━━━ Excerpted data
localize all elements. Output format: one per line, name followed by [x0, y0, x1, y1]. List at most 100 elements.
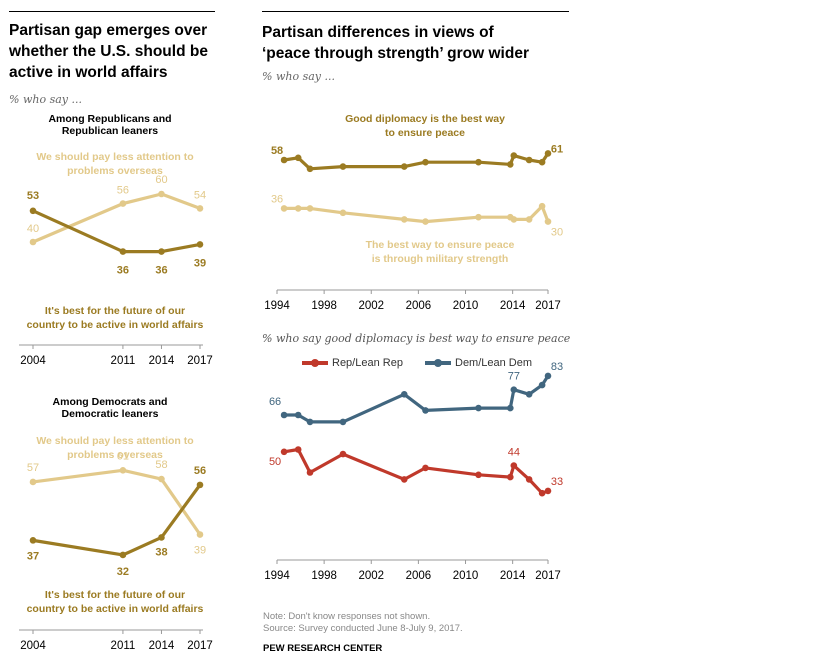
rep-lean-rep-series-point	[525, 476, 533, 483]
good-diplomacy-is-the-best-way-series-point	[510, 152, 518, 159]
left-title-line: whether the U.S. should be	[9, 43, 208, 60]
label-line: is through military strength	[371, 253, 509, 265]
label-line: country to be active in world affairs	[26, 603, 204, 615]
legend-rep-label: Rep/Lean Rep	[332, 357, 403, 369]
left-subtitle: % who say ...	[9, 93, 82, 106]
less-attention-series-line	[31, 192, 202, 244]
x-tick-label: 2002	[358, 300, 384, 312]
data-label: 54	[194, 189, 206, 201]
the-best-way-to-ensure-peace-i-series-point	[525, 216, 533, 223]
dem-lean-dem-series-point	[339, 418, 347, 426]
rep-lean-rep-series-point	[510, 462, 518, 469]
x-tick-label: 2014	[500, 570, 526, 582]
active-series-point	[29, 207, 37, 215]
active-series-line	[31, 483, 202, 557]
label-line: problems overseas	[67, 165, 163, 177]
less-attention-series-point	[158, 475, 165, 483]
data-label: 77	[508, 371, 520, 383]
x-tick-label: 2010	[453, 570, 479, 582]
data-label: 36	[271, 193, 283, 205]
x-tick-label: 2011	[111, 355, 136, 367]
rep-active-label: It's best for the future of our country …	[10, 304, 220, 332]
good-diplomacy-is-the-best-way-series-point	[538, 158, 546, 166]
label-line: It's best for the future of our	[44, 589, 186, 601]
source-text: Source: Survey conducted June 8-July 9, …	[263, 623, 463, 634]
diplomacy-label: Good diplomacy is the best way to ensure…	[320, 112, 530, 140]
good-diplomacy-is-the-best-way-series-point	[544, 150, 552, 157]
dem-lean-dem-series-point	[306, 418, 314, 426]
data-label: 60	[155, 174, 167, 186]
brand-label: PEW RESEARCH CENTER	[263, 643, 383, 654]
data-label: 58	[155, 459, 167, 471]
dem-panel-heading: Among Democrats and Democratic leaners	[10, 396, 210, 420]
dem-lean-dem-series-point	[400, 391, 408, 398]
rep-lean-rep-series-point	[506, 473, 514, 481]
data-label: 30	[551, 227, 563, 239]
data-label: 36	[155, 265, 167, 277]
active-series-point	[196, 481, 204, 489]
less-attention-series-point	[119, 200, 127, 207]
rep-lean-rep-series-point	[538, 489, 546, 497]
rep-lean-rep-series-point	[280, 448, 288, 456]
label-line: problems overseas	[67, 449, 163, 461]
the-best-way-to-ensure-peace-i-series-point	[544, 218, 552, 225]
rep-less-attention-label: We should pay less attention to problems…	[10, 150, 220, 178]
rep-lean-rep-series-point	[475, 471, 482, 479]
dem-lean-dem-series-line	[282, 374, 550, 424]
x-tick-label: 1998	[311, 570, 337, 582]
party-chart-subtitle: % who say good diplomacy is best way to …	[262, 332, 571, 345]
legend-rep: Rep/Lean Rep	[302, 357, 403, 369]
active-series-point	[196, 241, 204, 248]
the-best-way-to-ensure-peace-i-series-point	[422, 218, 429, 225]
x-tick-label: 2006	[406, 300, 432, 312]
good-diplomacy-is-the-best-way-series-point	[339, 163, 347, 170]
legend-rep-swatch	[302, 359, 328, 367]
x-tick-label: 2002	[358, 570, 384, 582]
data-label: 56	[194, 465, 206, 477]
dem-lean-dem-series-point	[510, 386, 518, 394]
dem-less-attention-label: We should pay less attention to problems…	[10, 434, 220, 462]
label-line: country to be active in world affairs	[26, 319, 204, 331]
legend-dem: Dem/Lean Dem	[425, 357, 532, 369]
left-top-rule	[9, 11, 215, 12]
label-line: to ensure peace	[385, 127, 465, 139]
data-label: 50	[269, 456, 281, 468]
rep-lean-rep-series-point	[400, 476, 408, 483]
label-line: We should pay less attention to	[36, 151, 194, 163]
x-tick-label: 2017	[535, 570, 561, 582]
right-title-line: Partisan differences in views of	[262, 24, 494, 41]
x-tick-label: 2014	[149, 640, 175, 652]
panel-heading-line: Among Democrats and	[52, 396, 168, 408]
panel-heading-line: Republican leaners	[61, 125, 159, 137]
dem-lean-dem-series-point	[538, 381, 546, 389]
x-tick-label: 2006	[406, 570, 432, 582]
the-best-way-to-ensure-peace-i-series-point	[280, 205, 288, 212]
left-title: Partisan gap emerges over whether the U.…	[9, 20, 239, 83]
right-title-line: ‘peace through strength’ grow wider	[262, 45, 529, 62]
less-attention-series-point	[196, 205, 204, 212]
x-tick-label: 1994	[264, 300, 290, 312]
dem-active-label: It's best for the future of our country …	[10, 588, 220, 616]
the-best-way-to-ensure-peace-i-series-point	[339, 209, 347, 217]
x-tick-label: 2010	[453, 300, 479, 312]
data-label: 66	[269, 396, 281, 408]
right-subtitle: % who say ...	[262, 70, 335, 83]
the-best-way-to-ensure-peace-i-series-point	[306, 205, 314, 212]
x-tick-label: 1994	[264, 570, 290, 582]
left-title-line: Partisan gap emerges over	[9, 22, 208, 39]
data-label: 57	[27, 462, 39, 474]
less-attention-series-point	[196, 531, 204, 538]
dem-lean-dem-series-point	[475, 404, 482, 412]
dem-lean-dem-series-point	[506, 404, 514, 412]
legend-dem-label: Dem/Lean Dem	[455, 357, 533, 369]
the-best-way-to-ensure-peace-i-series-point	[538, 202, 546, 210]
rep-lean-rep-series-point	[306, 469, 314, 476]
data-label: 83	[551, 361, 563, 373]
dem-lean-dem-series-point	[544, 372, 552, 380]
the-best-way-to-ensure-peace-i-series-point	[400, 216, 408, 223]
the-best-way-to-ensure-peace-i-series-point	[510, 216, 518, 223]
label-line: We should pay less attention to	[36, 435, 194, 447]
x-tick-label: 2014	[149, 355, 175, 367]
data-label: 37	[27, 550, 39, 562]
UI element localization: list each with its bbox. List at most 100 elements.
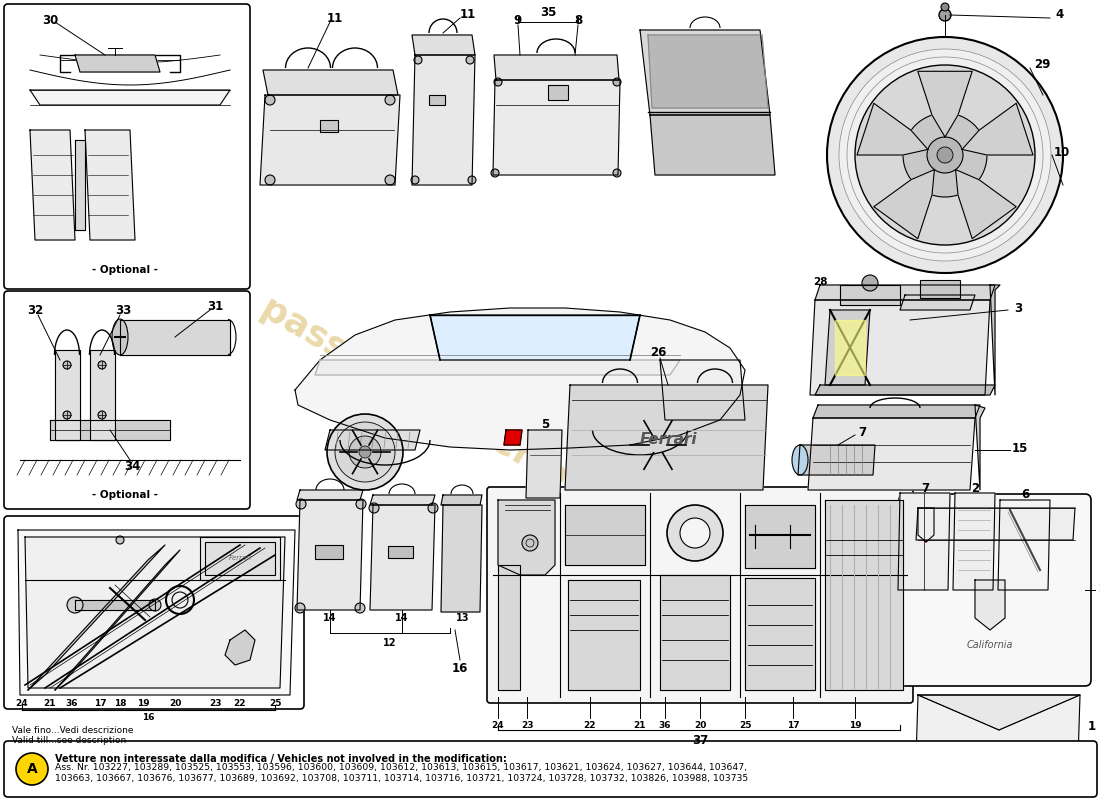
Text: 7: 7 — [921, 482, 929, 494]
Text: passion for performance: passion for performance — [255, 290, 705, 570]
Polygon shape — [494, 55, 619, 80]
Text: 19: 19 — [136, 698, 150, 707]
Polygon shape — [648, 35, 768, 108]
FancyBboxPatch shape — [487, 487, 913, 703]
Text: 6: 6 — [1021, 489, 1030, 502]
FancyBboxPatch shape — [899, 494, 1091, 686]
Polygon shape — [75, 140, 85, 230]
Circle shape — [63, 411, 72, 419]
Polygon shape — [825, 310, 870, 385]
Polygon shape — [55, 350, 80, 440]
Text: 22: 22 — [584, 722, 596, 730]
Circle shape — [16, 753, 48, 785]
Bar — [315, 545, 343, 559]
FancyBboxPatch shape — [4, 516, 304, 709]
Polygon shape — [75, 600, 155, 610]
Polygon shape — [297, 490, 363, 500]
Polygon shape — [916, 695, 1080, 760]
Text: California: California — [967, 640, 1013, 650]
Polygon shape — [815, 385, 996, 395]
Text: Ferrari: Ferrari — [639, 433, 696, 447]
Circle shape — [940, 3, 949, 11]
Polygon shape — [640, 30, 770, 115]
Text: A: A — [26, 762, 37, 776]
Circle shape — [494, 78, 502, 86]
Text: 37: 37 — [692, 734, 708, 746]
Text: 15: 15 — [1012, 442, 1028, 454]
Polygon shape — [813, 405, 980, 418]
Polygon shape — [900, 295, 975, 310]
Polygon shape — [840, 285, 900, 305]
Circle shape — [839, 49, 1050, 261]
Text: 25: 25 — [268, 698, 282, 707]
Bar — [205, 542, 275, 575]
Text: 14: 14 — [395, 613, 409, 623]
Polygon shape — [975, 580, 1005, 630]
Polygon shape — [660, 360, 745, 420]
Polygon shape — [324, 430, 420, 450]
Bar — [388, 546, 412, 558]
Circle shape — [414, 56, 422, 64]
Circle shape — [491, 169, 499, 177]
Text: Ass. Nr. 103227, 103289, 103525, 103553, 103596, 103600, 103609, 103612, 103613,: Ass. Nr. 103227, 103289, 103525, 103553,… — [55, 763, 747, 772]
Polygon shape — [18, 530, 295, 695]
FancyBboxPatch shape — [4, 741, 1097, 797]
FancyBboxPatch shape — [4, 4, 250, 289]
Text: 11: 11 — [327, 11, 343, 25]
Text: 24: 24 — [492, 722, 504, 730]
Polygon shape — [25, 537, 285, 688]
Polygon shape — [498, 500, 556, 575]
Circle shape — [98, 361, 106, 369]
Circle shape — [98, 411, 106, 419]
Text: 13: 13 — [456, 613, 470, 623]
Text: 25: 25 — [739, 722, 751, 730]
Circle shape — [651, 438, 666, 452]
Circle shape — [522, 535, 538, 551]
Polygon shape — [650, 115, 776, 175]
Polygon shape — [498, 565, 520, 690]
Polygon shape — [370, 505, 434, 610]
Text: 21: 21 — [634, 722, 647, 730]
Circle shape — [468, 176, 476, 184]
Polygon shape — [568, 580, 640, 690]
Polygon shape — [835, 320, 865, 375]
Bar — [920, 280, 960, 298]
Circle shape — [827, 37, 1063, 273]
Circle shape — [349, 436, 381, 468]
Polygon shape — [412, 55, 475, 185]
Polygon shape — [810, 300, 990, 395]
Polygon shape — [430, 315, 640, 360]
Circle shape — [411, 176, 419, 184]
Text: 19: 19 — [849, 722, 861, 730]
Text: 33: 33 — [114, 303, 131, 317]
Polygon shape — [370, 495, 434, 505]
Circle shape — [618, 405, 698, 485]
Bar — [429, 95, 446, 105]
Circle shape — [327, 414, 403, 490]
Text: 16: 16 — [142, 714, 154, 722]
Polygon shape — [315, 360, 680, 375]
Circle shape — [613, 78, 621, 86]
Polygon shape — [526, 430, 562, 498]
Text: 26: 26 — [650, 346, 667, 358]
Polygon shape — [956, 170, 1016, 238]
Circle shape — [116, 536, 124, 544]
Polygon shape — [295, 308, 745, 450]
Text: 21: 21 — [44, 698, 56, 707]
Text: 29: 29 — [1034, 58, 1050, 71]
Text: 2: 2 — [971, 482, 979, 494]
Text: Vale fino...Vedi descrizione
Valid till...see description: Vale fino...Vedi descrizione Valid till.… — [12, 726, 133, 746]
Text: 36: 36 — [659, 722, 671, 730]
Ellipse shape — [792, 445, 808, 475]
Text: 4: 4 — [1056, 9, 1064, 22]
Polygon shape — [918, 695, 1080, 730]
Polygon shape — [263, 70, 398, 95]
Circle shape — [626, 413, 690, 477]
Circle shape — [67, 597, 82, 613]
Text: 103663, 103667, 103676, 103677, 103689, 103692, 103708, 103711, 103714, 103716, : 103663, 103667, 103676, 103677, 103689, … — [55, 774, 748, 783]
Polygon shape — [916, 508, 1075, 540]
Circle shape — [296, 499, 306, 509]
Polygon shape — [873, 170, 934, 238]
Polygon shape — [962, 103, 1033, 155]
Circle shape — [680, 518, 710, 548]
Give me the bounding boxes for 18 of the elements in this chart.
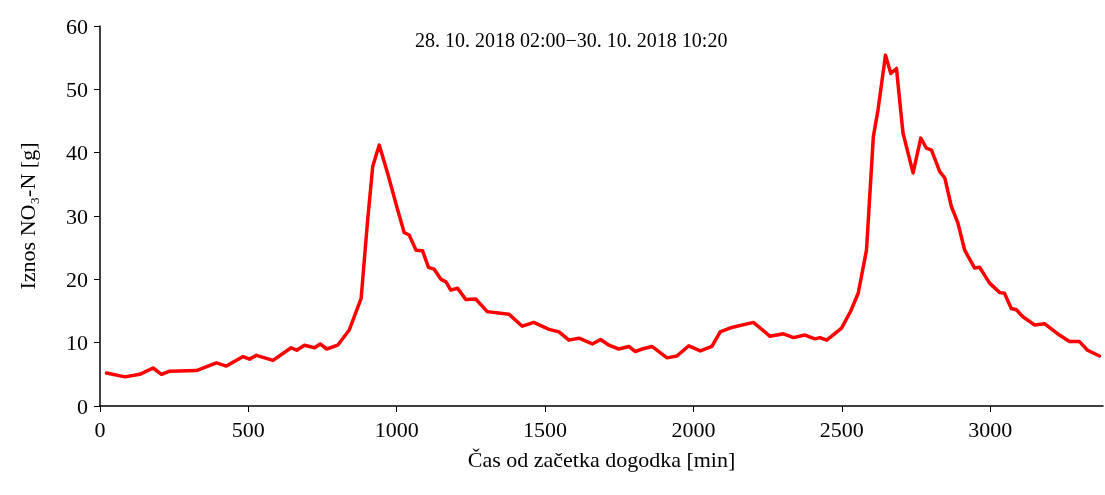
y-tick-label: 20: [66, 266, 88, 292]
x-tick-label: 1500: [523, 416, 568, 442]
annotation: 28. 10. 2018 02:00−30. 10. 2018 10:20: [415, 29, 728, 51]
x-tick-label: 500: [231, 416, 265, 442]
y-tick-label: 60: [66, 13, 88, 39]
x-tick-label: 2000: [671, 416, 716, 442]
x-tick-label: 1000: [374, 416, 419, 442]
y-tick-label: 10: [66, 330, 88, 356]
y-tick-label: 50: [66, 76, 88, 102]
x-tick-label: 2500: [819, 416, 864, 442]
x-tick-label: 0: [94, 416, 106, 442]
y-tick-label: 0: [77, 393, 88, 419]
x-tick-label: 3000: [968, 416, 1013, 442]
y-axis-title: Iznos NO₃-N [g]: [14, 142, 40, 290]
y-tick-label: 30: [66, 203, 88, 229]
line-series: [104, 53, 1102, 379]
y-tick-label: 40: [66, 140, 88, 166]
x-axis-title: Čas od začetka dogodka [min]: [467, 446, 736, 472]
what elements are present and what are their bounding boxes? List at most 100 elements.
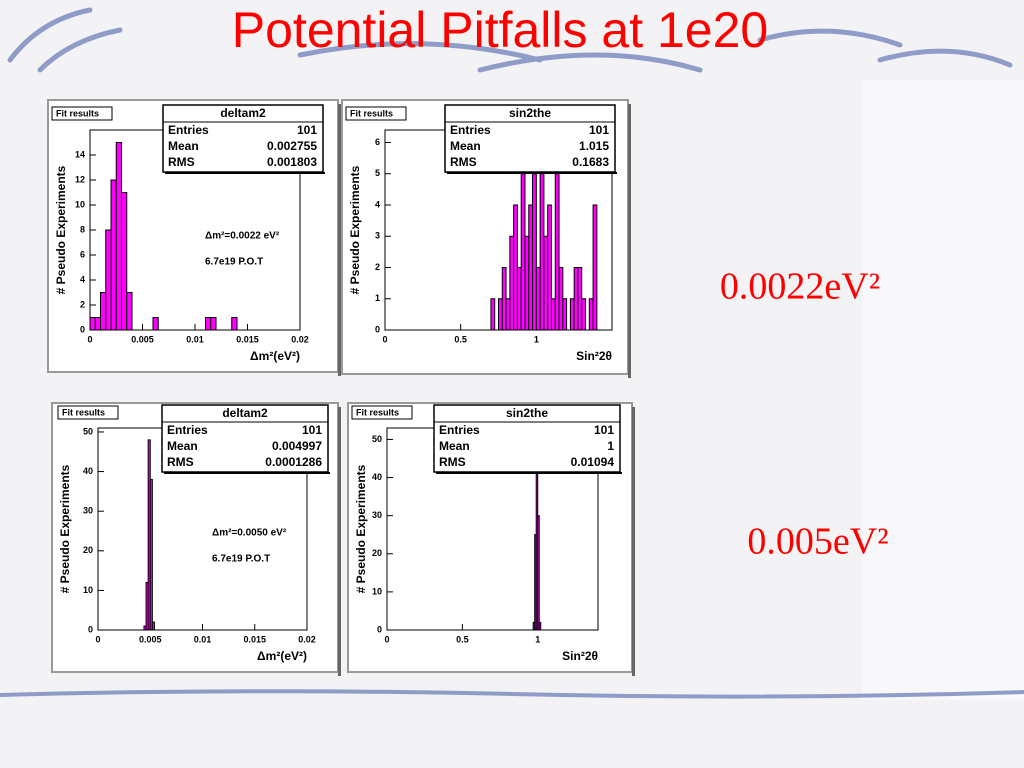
━━━━━━
Task to carry out: Copy out the lines in the records above, from the line containing "476, 533, 483]" through the line containing "570, 526, 582]", with both ends included.

The answer:
rep-lean-rep-series-point	[525, 476, 533, 483]
good-diplomacy-is-the-best-way-series-point	[510, 152, 518, 159]
left-title-line: whether the U.S. should be	[9, 43, 208, 60]
label-line: is through military strength	[371, 253, 509, 265]
label-line: country to be active in world affairs	[26, 603, 204, 615]
legend-rep-label: Rep/Lean Rep	[332, 357, 403, 369]
left-subtitle: % who say ...	[9, 93, 82, 106]
less-attention-series-line	[31, 192, 202, 244]
x-tick-label: 2002	[358, 300, 384, 312]
data-label: 54	[194, 189, 206, 201]
the-best-way-to-ensure-peace-i-series-point	[525, 216, 533, 223]
dem-lean-dem-series-point	[339, 418, 347, 426]
rep-lean-rep-series-point	[510, 462, 518, 469]
x-tick-label: 2014	[500, 570, 526, 582]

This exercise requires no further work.